**GIVEN PROBLEM:** Can you find the lines of the listing that include "frac" and copy every one?

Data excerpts
[BEGIN]
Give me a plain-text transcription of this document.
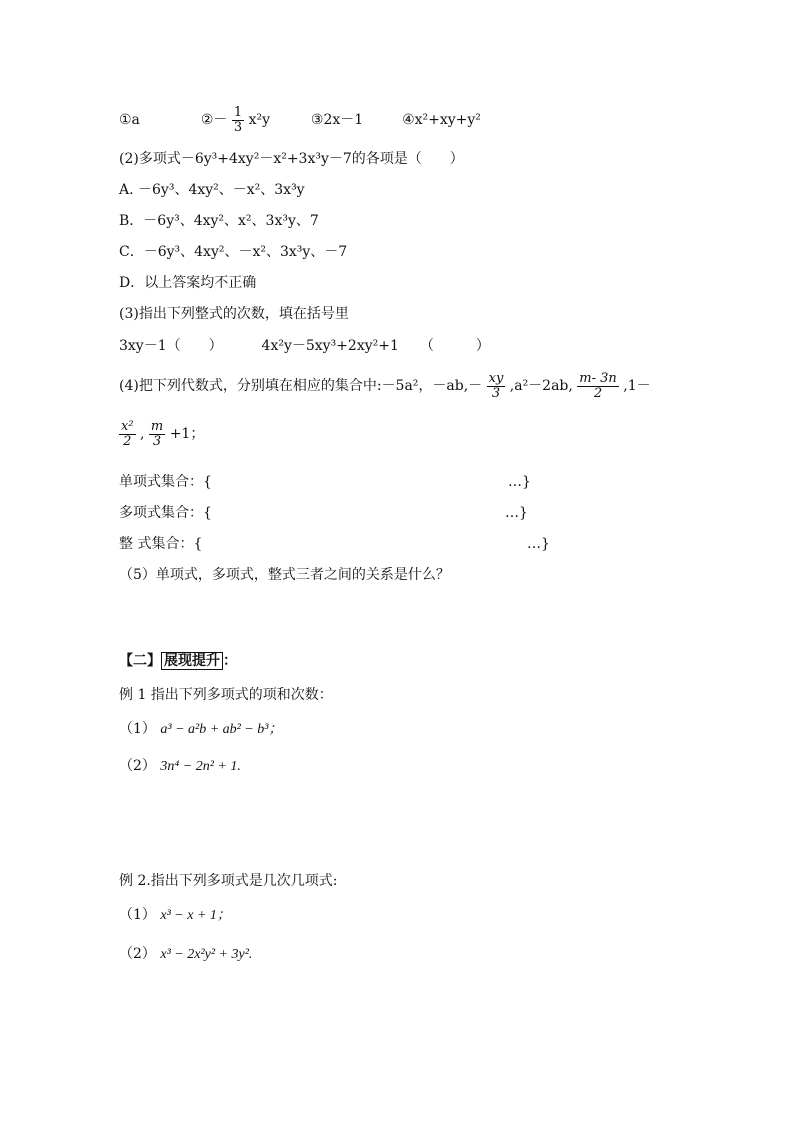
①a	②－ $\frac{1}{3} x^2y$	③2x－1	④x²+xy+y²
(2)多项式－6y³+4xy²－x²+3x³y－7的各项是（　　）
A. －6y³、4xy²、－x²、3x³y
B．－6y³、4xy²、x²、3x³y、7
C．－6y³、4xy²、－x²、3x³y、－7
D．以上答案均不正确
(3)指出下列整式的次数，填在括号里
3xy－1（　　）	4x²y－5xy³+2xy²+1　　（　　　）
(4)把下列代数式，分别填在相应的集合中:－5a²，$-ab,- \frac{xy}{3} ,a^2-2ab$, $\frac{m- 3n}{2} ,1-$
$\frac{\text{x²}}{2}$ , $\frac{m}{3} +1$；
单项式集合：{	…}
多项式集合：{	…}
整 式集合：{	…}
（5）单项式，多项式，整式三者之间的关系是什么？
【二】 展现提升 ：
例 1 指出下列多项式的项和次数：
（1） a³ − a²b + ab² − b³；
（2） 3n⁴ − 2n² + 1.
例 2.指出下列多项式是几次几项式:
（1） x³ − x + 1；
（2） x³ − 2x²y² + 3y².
[END]
**RESULT OF THIS EXERCISE:**
①a	②－ $\frac{1}{3} x^2y$	③2x－1	④x²+xy+y²
(4)把下列代数式，分别填在相应的集合中:－5a²，$-ab,- \frac{xy}{3} ,a^2-2ab$, $\frac{m- 3n}{2} ,1-$
$\frac{\text{x²}}{2}$ , $\frac{m}{3} +1$；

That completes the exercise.